SOURCE MATERIAL:
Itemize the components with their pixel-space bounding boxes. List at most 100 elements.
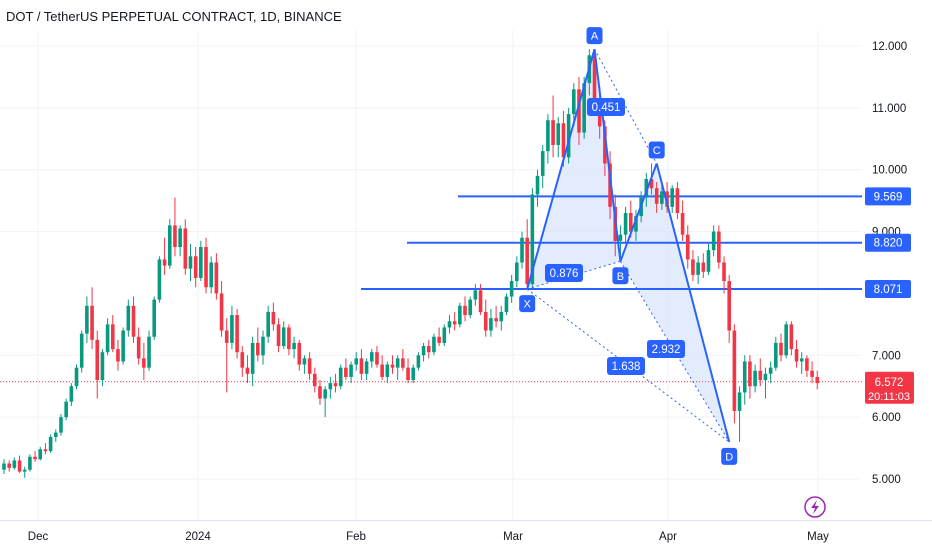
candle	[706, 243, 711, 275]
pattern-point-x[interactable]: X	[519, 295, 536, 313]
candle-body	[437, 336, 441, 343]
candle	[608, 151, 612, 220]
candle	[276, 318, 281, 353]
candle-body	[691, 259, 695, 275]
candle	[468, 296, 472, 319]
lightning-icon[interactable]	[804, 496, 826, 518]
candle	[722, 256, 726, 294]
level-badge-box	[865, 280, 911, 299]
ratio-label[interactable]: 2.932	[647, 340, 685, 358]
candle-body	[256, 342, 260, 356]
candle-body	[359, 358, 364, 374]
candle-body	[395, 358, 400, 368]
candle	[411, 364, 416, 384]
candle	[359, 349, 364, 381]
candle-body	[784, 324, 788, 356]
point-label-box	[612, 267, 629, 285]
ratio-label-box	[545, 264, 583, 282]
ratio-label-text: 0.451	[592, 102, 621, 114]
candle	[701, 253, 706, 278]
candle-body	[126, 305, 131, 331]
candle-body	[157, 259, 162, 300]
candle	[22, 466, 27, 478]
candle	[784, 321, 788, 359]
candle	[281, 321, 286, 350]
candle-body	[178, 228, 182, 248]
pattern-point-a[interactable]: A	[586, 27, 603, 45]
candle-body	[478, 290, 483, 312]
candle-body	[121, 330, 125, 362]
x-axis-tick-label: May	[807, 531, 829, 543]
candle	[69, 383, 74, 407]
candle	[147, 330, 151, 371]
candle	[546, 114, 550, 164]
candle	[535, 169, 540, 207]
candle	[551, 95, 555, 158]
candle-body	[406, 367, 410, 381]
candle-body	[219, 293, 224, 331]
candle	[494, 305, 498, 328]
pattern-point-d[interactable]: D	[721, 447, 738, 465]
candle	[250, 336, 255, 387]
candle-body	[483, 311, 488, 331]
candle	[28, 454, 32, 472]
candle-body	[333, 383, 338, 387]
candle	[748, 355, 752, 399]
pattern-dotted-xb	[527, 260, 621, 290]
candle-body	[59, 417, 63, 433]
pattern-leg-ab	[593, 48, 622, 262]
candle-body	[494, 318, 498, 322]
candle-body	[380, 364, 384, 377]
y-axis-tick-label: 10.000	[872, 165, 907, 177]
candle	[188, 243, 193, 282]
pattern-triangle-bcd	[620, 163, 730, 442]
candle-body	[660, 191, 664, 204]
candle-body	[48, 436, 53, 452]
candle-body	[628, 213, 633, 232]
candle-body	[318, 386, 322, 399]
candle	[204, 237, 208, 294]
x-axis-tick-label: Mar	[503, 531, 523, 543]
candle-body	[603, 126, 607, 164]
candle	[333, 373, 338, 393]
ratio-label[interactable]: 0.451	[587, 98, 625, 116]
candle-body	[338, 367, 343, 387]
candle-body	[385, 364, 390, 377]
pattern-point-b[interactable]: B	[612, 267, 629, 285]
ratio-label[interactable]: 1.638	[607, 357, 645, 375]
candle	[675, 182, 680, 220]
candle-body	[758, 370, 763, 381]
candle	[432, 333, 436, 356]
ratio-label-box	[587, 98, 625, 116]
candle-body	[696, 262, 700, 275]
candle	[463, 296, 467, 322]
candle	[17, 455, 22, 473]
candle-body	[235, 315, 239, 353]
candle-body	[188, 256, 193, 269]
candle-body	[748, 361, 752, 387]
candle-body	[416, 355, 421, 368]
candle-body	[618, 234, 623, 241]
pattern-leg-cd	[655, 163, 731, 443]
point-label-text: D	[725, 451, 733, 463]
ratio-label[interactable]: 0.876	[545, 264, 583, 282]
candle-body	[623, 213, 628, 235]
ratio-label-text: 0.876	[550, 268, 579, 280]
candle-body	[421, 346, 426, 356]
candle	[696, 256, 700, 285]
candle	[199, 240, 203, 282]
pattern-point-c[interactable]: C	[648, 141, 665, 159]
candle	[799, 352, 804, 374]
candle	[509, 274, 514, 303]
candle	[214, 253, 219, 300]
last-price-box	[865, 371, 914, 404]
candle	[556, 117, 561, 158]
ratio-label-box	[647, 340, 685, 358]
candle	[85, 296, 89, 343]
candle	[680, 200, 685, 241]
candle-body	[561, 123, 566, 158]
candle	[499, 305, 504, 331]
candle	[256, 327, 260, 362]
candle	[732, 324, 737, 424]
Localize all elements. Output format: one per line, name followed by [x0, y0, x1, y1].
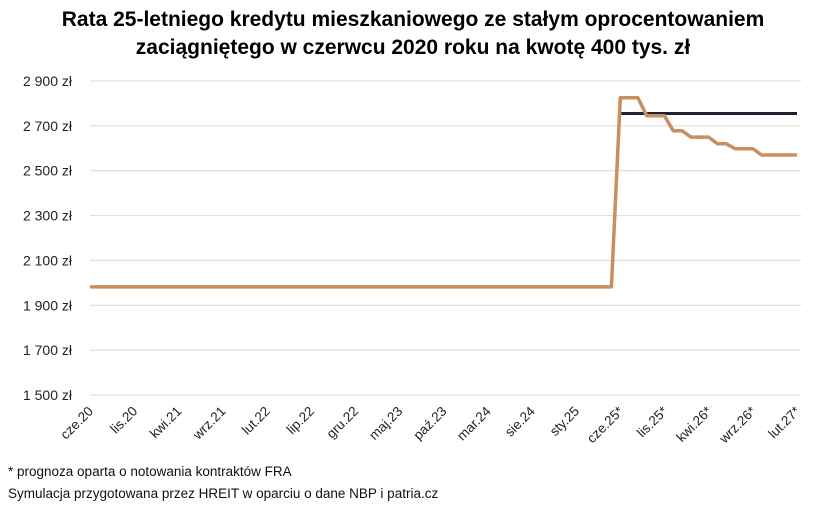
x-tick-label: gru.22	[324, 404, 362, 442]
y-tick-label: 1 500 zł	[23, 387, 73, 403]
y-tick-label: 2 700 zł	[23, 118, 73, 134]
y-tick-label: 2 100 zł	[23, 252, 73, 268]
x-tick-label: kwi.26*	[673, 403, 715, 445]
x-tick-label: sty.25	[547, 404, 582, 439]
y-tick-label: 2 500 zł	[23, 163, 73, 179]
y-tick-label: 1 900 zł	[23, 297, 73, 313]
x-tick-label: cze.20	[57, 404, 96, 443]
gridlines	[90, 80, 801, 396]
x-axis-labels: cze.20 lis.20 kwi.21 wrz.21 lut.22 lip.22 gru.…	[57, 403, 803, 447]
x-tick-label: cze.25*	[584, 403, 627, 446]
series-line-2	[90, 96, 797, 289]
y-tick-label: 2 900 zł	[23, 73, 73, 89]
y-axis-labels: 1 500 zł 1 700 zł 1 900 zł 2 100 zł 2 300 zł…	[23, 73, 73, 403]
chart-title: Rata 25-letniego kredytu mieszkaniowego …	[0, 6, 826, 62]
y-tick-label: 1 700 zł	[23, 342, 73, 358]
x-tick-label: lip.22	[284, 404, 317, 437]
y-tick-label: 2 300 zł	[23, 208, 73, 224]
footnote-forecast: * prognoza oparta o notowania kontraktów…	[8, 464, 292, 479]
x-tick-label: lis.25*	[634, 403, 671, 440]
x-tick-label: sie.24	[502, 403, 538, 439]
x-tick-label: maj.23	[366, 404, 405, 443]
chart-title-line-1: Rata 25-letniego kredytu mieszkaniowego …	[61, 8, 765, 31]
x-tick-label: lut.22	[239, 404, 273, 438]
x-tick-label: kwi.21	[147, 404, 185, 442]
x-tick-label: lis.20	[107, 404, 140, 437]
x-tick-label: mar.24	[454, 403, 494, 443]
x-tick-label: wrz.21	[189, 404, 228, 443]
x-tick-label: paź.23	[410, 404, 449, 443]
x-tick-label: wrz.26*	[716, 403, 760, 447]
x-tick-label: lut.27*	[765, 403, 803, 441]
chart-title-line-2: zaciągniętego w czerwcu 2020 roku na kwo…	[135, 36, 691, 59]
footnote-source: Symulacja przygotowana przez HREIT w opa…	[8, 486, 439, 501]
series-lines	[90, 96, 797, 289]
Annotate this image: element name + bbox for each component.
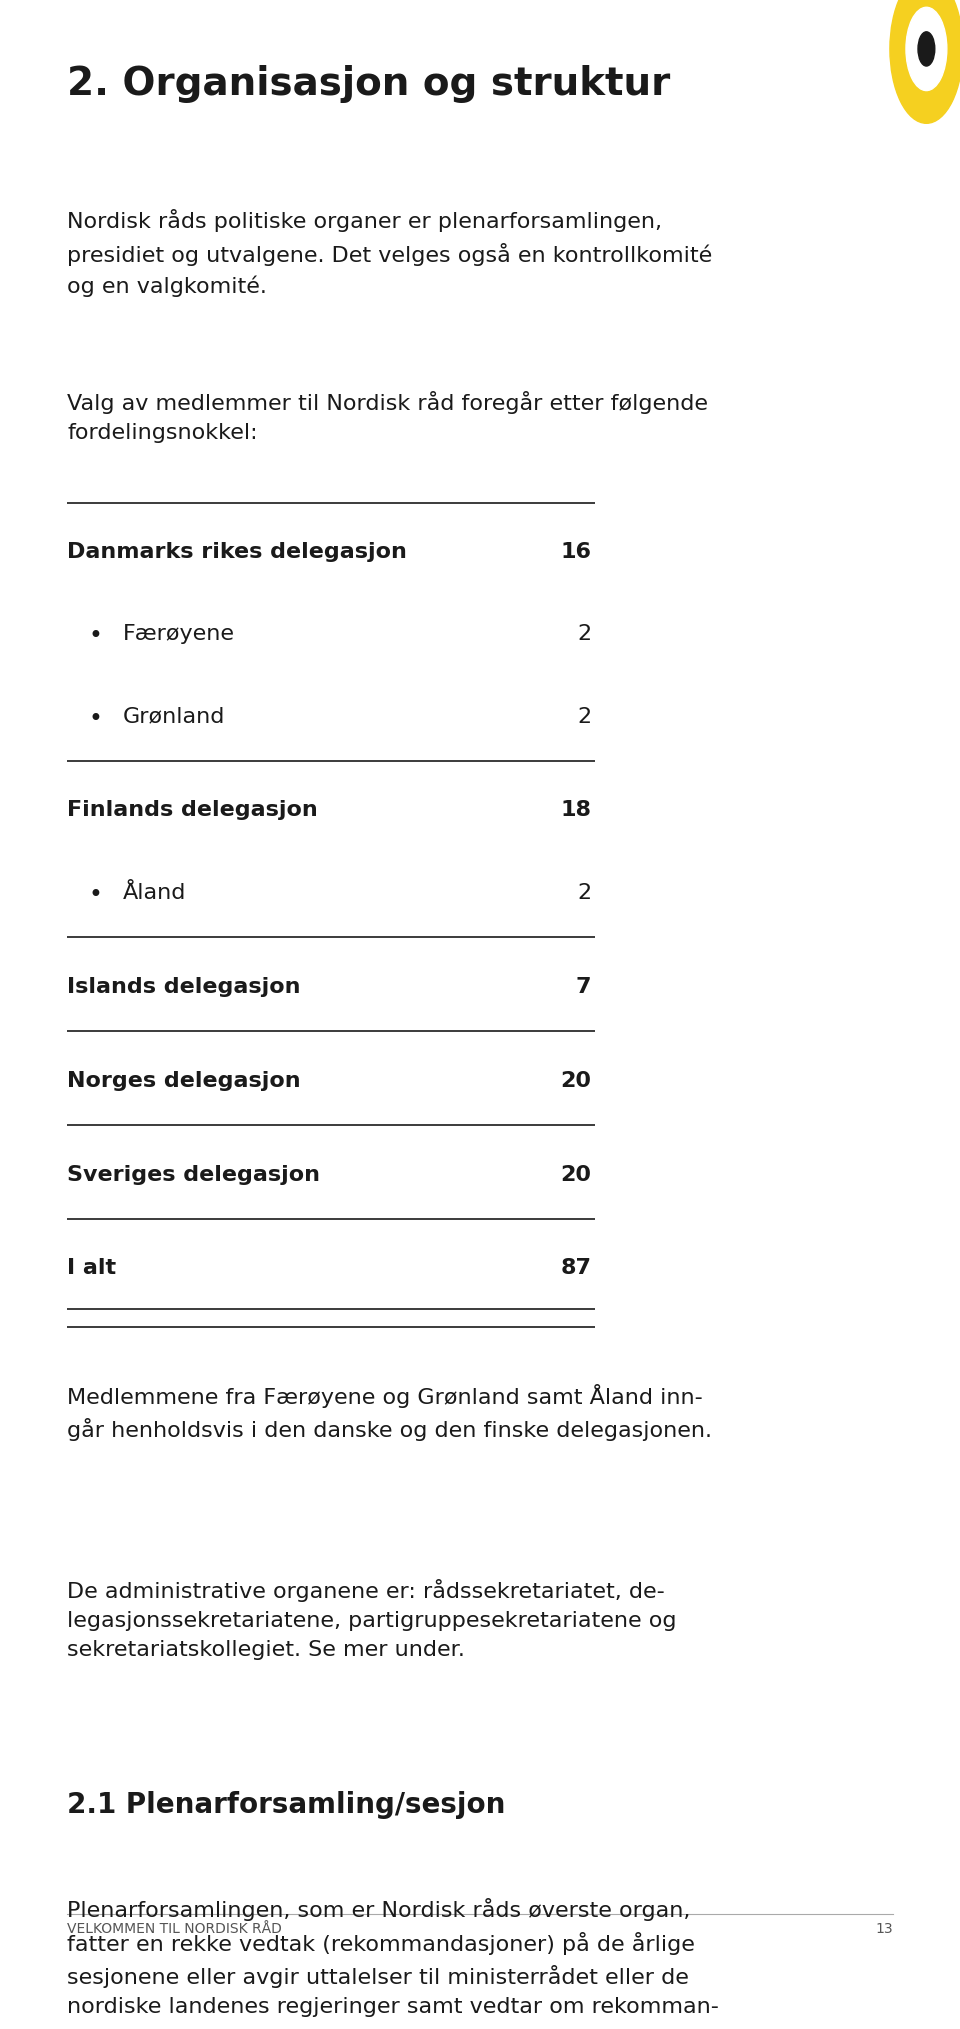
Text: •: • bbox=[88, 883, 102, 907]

PROBLEM DESCRIPTION: Give every line of the entries above as a numbered list, skipping blank lines and leaving out the pictures.

COMPLETE RESPONSE:
1. Itemize the components with their pixel-space bounding boxes. List at most 100 elements.
2. candle	[706, 243, 711, 275]
3. pattern-point-x[interactable]: X	[519, 295, 536, 313]
4. candle-body	[437, 336, 441, 343]
5. candle	[608, 151, 612, 220]
6. candle	[276, 318, 281, 353]
7. candle-body	[691, 259, 695, 275]
8. candle	[468, 296, 472, 319]
9. lightning-icon[interactable]	[804, 496, 826, 518]
10. candle	[722, 256, 726, 294]
11. level-badge-box	[865, 280, 911, 299]
12. ratio-label[interactable]: 2.932	[647, 340, 685, 358]
13. candle-body	[256, 342, 260, 356]
14. candle-body	[359, 358, 364, 374]
15. candle-body	[395, 358, 400, 368]
16. candle	[411, 364, 416, 384]
17. candle	[359, 349, 364, 381]
18. candle-body	[784, 324, 788, 356]
19. point-label-box	[612, 267, 629, 285]
20. ratio-label-box	[545, 264, 583, 282]
21. ratio-label-text: 0.451	[592, 102, 621, 114]
22. candle	[701, 253, 706, 278]
23. candle-body	[126, 305, 131, 331]
24. candle-body	[157, 259, 162, 300]
25. candle	[22, 466, 27, 478]
26. candle	[784, 321, 788, 359]
27. candle	[281, 321, 286, 350]
28. candle-body	[178, 228, 182, 248]
29. pattern-point-a[interactable]: A	[586, 27, 603, 45]
30. candle-body	[478, 290, 483, 312]
31. candle-body	[121, 330, 125, 362]
32. x-axis-tick-label: May	[807, 531, 829, 543]
33. candle	[69, 383, 74, 407]
34. candle	[147, 330, 151, 371]
35. candle	[546, 114, 550, 164]
36. candle	[535, 169, 540, 207]
37. candle	[551, 95, 555, 158]
38. candle-body	[406, 367, 410, 381]
39. candle-body	[219, 293, 224, 331]
40. candle	[494, 305, 498, 328]
41. pattern-point-d[interactable]: D	[721, 447, 738, 465]
42. candle	[250, 336, 255, 387]
43. candle-body	[483, 311, 488, 331]
44. candle	[28, 454, 32, 472]
45. candle-body	[333, 383, 338, 387]
46. candle	[748, 355, 752, 399]
47. pattern-dotted-xb	[527, 260, 621, 290]
48. candle-body	[59, 417, 63, 433]
49. pattern-leg-ab	[593, 48, 622, 262]
50. candle-body	[494, 318, 498, 322]
51. candle-body	[380, 364, 384, 377]
52. y-axis-tick-label: 10.000	[872, 165, 907, 177]
53. candle	[188, 243, 193, 282]
54. pattern-triangle-bcd	[620, 163, 730, 442]
55. candle-body	[660, 191, 664, 204]
56. candle-body	[48, 436, 53, 452]
57. candle-body	[628, 213, 633, 232]
58. candle-body	[318, 386, 322, 399]
59. candle	[204, 237, 208, 294]
60. x-axis-tick-label: Mar	[503, 531, 523, 543]
61. candle-body	[603, 126, 607, 164]
62. candle	[333, 373, 338, 393]
63. ratio-label[interactable]: 0.451	[587, 98, 625, 116]
64. candle-body	[338, 367, 343, 387]
65. candle-body	[385, 364, 390, 377]
66. pattern-point-b[interactable]: B	[612, 267, 629, 285]
67. ratio-label[interactable]: 1.638	[607, 357, 645, 375]
68. candle	[675, 182, 680, 220]
69. candle-body	[758, 370, 763, 381]
70. candle	[432, 333, 436, 356]
71. ratio-label-box	[587, 98, 625, 116]
72. candle-body	[696, 262, 700, 275]
73. candle	[463, 296, 467, 322]
74. candle	[17, 455, 22, 473]
75. candle-body	[235, 315, 239, 353]
76. candle-body	[188, 256, 193, 269]
77. candle-body	[748, 361, 752, 387]
78. candle-body	[416, 355, 421, 368]
79. candle-body	[618, 234, 623, 241]
80. pattern-leg-cd	[655, 163, 731, 443]
81. point-label-text: D	[725, 451, 733, 463]
82. ratio-label[interactable]: 0.876	[545, 264, 583, 282]
83. candle-body	[623, 213, 628, 235]
84. ratio-label-text: 0.876	[550, 268, 579, 280]
85. candle-body	[421, 346, 426, 356]
86. candle	[696, 256, 700, 285]
87. candle	[199, 240, 203, 282]
88. pattern-point-c[interactable]: C	[648, 141, 665, 159]
89. candle	[799, 352, 804, 374]
90. candle	[509, 274, 514, 303]
91. candle	[214, 253, 219, 300]
92. last-price-box	[865, 371, 914, 404]
93. candle	[556, 117, 561, 158]
94. ratio-label-box	[647, 340, 685, 358]
95. candle	[85, 296, 89, 343]
96. candle	[680, 200, 685, 241]
97. candle-body	[561, 123, 566, 158]
98. candle	[499, 305, 504, 331]
99. candle	[256, 327, 260, 362]
100. candle	[732, 324, 737, 424]
101. Localize all elements. Output format: one per line, name followed by [x0, y0, x1, y1].
102. x-tick-label: gru.22	[324, 404, 362, 442]
103. y-tick-label: 1 500 zł	[23, 387, 73, 403]
104. y-tick-label: 2 700 zł	[23, 118, 73, 134]
105. y-tick-label: 2 100 zł	[23, 252, 73, 268]
106. x-tick-label: kwi.26*	[673, 403, 715, 445]
107. x-tick-label: sty.25	[547, 404, 582, 439]
108. y-tick-label: 2 500 zł	[23, 163, 73, 179]
109. y-tick-label: 1 900 zł	[23, 297, 73, 313]
110. x-tick-label: cze.20	[57, 404, 96, 443]
111. gridlines	[90, 80, 801, 396]
112. x-axis-labels: cze.20 lis.20 kwi.21 wrz.21 lut.22 lip.22 gru.…	[57, 403, 803, 447]
113. x-tick-label: cze.25*	[584, 403, 627, 446]
114. series-line-2	[90, 96, 797, 289]
115. y-tick-label: 2 900 zł	[23, 73, 73, 89]
116. y-axis-labels: 1 500 zł 1 700 zł 1 900 zł 2 100 zł 2 300 zł…	[23, 73, 73, 403]
117. chart-title: Rata 25-letniego kredytu mieszkaniowego …	[0, 6, 826, 62]
118. y-tick-label: 1 700 zł	[23, 342, 73, 358]
119. x-tick-label: lip.22	[284, 404, 317, 437]
120. y-tick-label: 2 300 zł	[23, 208, 73, 224]
121. footnote-forecast: * prognoza oparta o notowania kontraktów…	[8, 464, 292, 479]
122. x-tick-label: lis.25*	[634, 403, 671, 440]
123. x-tick-label: sie.24	[502, 403, 538, 439]
124. x-tick-label: maj.23	[366, 404, 405, 443]
125. chart-title-line-1: Rata 25-letniego kredytu mieszkaniowego …	[61, 8, 765, 31]
126. x-tick-label: lut.22	[239, 404, 273, 438]
127. x-tick-label: kwi.21	[147, 404, 185, 442]
128. x-tick-label: lis.20	[107, 404, 140, 437]
129. x-tick-label: mar.24	[454, 403, 494, 443]
130. x-tick-label: wrz.21	[189, 404, 228, 443]
131. x-tick-label: paź.23	[410, 404, 449, 443]
132. x-tick-label: wrz.26*	[716, 403, 760, 447]
133. x-tick-label: lut.27*	[765, 403, 803, 441]
134. chart-title-line-2: zaciągniętego w czerwcu 2020 roku na kwo…	[135, 36, 691, 59]
135. footnote-source: Symulacja przygotowana przez HREIT w opa…	[8, 486, 439, 501]
136. series-lines	[90, 96, 797, 289]
137. Annotate this image: element name + bbox for each component.
138. Text: •: • bbox=[88, 883, 102, 907]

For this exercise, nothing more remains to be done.